Provided information:
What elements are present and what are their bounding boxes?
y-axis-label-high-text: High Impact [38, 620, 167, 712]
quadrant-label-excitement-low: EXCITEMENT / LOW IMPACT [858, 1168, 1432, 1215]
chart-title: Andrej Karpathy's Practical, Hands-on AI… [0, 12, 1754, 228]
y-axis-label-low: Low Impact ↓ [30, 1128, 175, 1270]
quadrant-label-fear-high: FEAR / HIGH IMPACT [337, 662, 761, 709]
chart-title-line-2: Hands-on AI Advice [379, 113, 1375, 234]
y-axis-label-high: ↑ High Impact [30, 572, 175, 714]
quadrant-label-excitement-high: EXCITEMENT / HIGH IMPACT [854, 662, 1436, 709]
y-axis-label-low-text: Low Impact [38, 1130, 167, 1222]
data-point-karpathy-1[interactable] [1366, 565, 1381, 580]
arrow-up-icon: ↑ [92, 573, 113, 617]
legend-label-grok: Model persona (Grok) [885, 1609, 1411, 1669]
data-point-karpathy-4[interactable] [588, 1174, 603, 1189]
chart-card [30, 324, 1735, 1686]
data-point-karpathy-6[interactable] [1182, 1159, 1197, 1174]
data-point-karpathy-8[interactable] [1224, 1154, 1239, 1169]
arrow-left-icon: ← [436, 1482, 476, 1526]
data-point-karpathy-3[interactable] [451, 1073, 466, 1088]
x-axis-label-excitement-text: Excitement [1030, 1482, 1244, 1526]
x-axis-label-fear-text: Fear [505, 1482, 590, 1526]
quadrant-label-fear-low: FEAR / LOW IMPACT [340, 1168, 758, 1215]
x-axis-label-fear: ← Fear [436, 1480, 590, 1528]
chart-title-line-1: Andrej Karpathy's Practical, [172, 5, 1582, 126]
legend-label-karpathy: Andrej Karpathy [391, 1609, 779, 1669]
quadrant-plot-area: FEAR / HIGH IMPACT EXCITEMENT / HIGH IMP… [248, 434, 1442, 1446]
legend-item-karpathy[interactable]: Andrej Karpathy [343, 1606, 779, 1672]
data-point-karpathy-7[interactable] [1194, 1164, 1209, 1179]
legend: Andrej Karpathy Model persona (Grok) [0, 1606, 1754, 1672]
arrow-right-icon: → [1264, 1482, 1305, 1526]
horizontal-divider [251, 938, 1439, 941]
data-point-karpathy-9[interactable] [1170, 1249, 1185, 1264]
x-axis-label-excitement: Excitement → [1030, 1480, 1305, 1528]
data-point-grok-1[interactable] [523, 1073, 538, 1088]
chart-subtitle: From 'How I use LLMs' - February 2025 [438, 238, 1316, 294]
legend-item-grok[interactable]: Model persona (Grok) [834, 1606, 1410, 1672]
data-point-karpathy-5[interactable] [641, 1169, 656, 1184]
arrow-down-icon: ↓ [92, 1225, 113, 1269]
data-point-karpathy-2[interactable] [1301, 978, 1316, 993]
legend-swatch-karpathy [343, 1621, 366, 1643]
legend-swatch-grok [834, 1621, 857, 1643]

Objective:
Can you write out all the records again, changing "Model persona" to "Assistant persona" wherever it appears and leaving everything else unchanged?

The result:
What elements are present and what are their bounding boxes?
y-axis-label-high-text: High Impact [38, 620, 167, 712]
quadrant-label-excitement-low: EXCITEMENT / LOW IMPACT [858, 1168, 1432, 1215]
chart-title: Andrej Karpathy's Practical, Hands-on AI… [0, 12, 1754, 228]
y-axis-label-low: Low Impact ↓ [30, 1128, 175, 1270]
quadrant-label-fear-high: FEAR / HIGH IMPACT [337, 662, 761, 709]
chart-title-line-2: Hands-on AI Advice [379, 113, 1375, 234]
y-axis-label-high: ↑ High Impact [30, 572, 175, 714]
quadrant-label-excitement-high: EXCITEMENT / HIGH IMPACT [854, 662, 1436, 709]
y-axis-label-low-text: Low Impact [38, 1130, 167, 1222]
data-point-karpathy-1[interactable] [1366, 565, 1381, 580]
arrow-up-icon: ↑ [92, 573, 113, 617]
legend-label-grok: Assistant persona (Grok) [885, 1609, 1411, 1669]
data-point-karpathy-4[interactable] [588, 1174, 603, 1189]
chart-card [30, 324, 1735, 1686]
data-point-karpathy-6[interactable] [1182, 1159, 1197, 1174]
data-point-karpathy-8[interactable] [1224, 1154, 1239, 1169]
arrow-left-icon: ← [436, 1482, 476, 1526]
data-point-karpathy-3[interactable] [451, 1073, 466, 1088]
x-axis-label-excitement-text: Excitement [1030, 1482, 1244, 1526]
x-axis-label-fear-text: Fear [505, 1482, 590, 1526]
quadrant-label-fear-low: FEAR / LOW IMPACT [340, 1168, 758, 1215]
x-axis-label-fear: ← Fear [436, 1480, 590, 1528]
chart-title-line-1: Andrej Karpathy's Practical, [172, 5, 1582, 126]
legend-label-karpathy: Andrej Karpathy [391, 1609, 779, 1669]
quadrant-plot-area: FEAR / HIGH IMPACT EXCITEMENT / HIGH IMP… [248, 434, 1442, 1446]
legend-item-karpathy[interactable]: Andrej Karpathy [343, 1606, 779, 1672]
data-point-karpathy-7[interactable] [1194, 1164, 1209, 1179]
legend: Andrej Karpathy Assistant persona (Grok) [0, 1606, 1754, 1672]
arrow-right-icon: → [1264, 1482, 1305, 1526]
horizontal-divider [251, 938, 1439, 941]
data-point-karpathy-9[interactable] [1170, 1249, 1185, 1264]
x-axis-label-excitement: Excitement → [1030, 1480, 1305, 1528]
data-point-grok-1[interactable] [523, 1073, 538, 1088]
chart-subtitle: From 'How I use LLMs' - February 2025 [438, 238, 1316, 294]
legend-item-grok[interactable]: Assistant persona (Grok) [834, 1606, 1410, 1672]
data-point-karpathy-5[interactable] [641, 1169, 656, 1184]
arrow-down-icon: ↓ [92, 1225, 113, 1269]
data-point-karpathy-2[interactable] [1301, 978, 1316, 993]
legend-swatch-karpathy [343, 1621, 366, 1643]
legend-swatch-grok [834, 1621, 857, 1643]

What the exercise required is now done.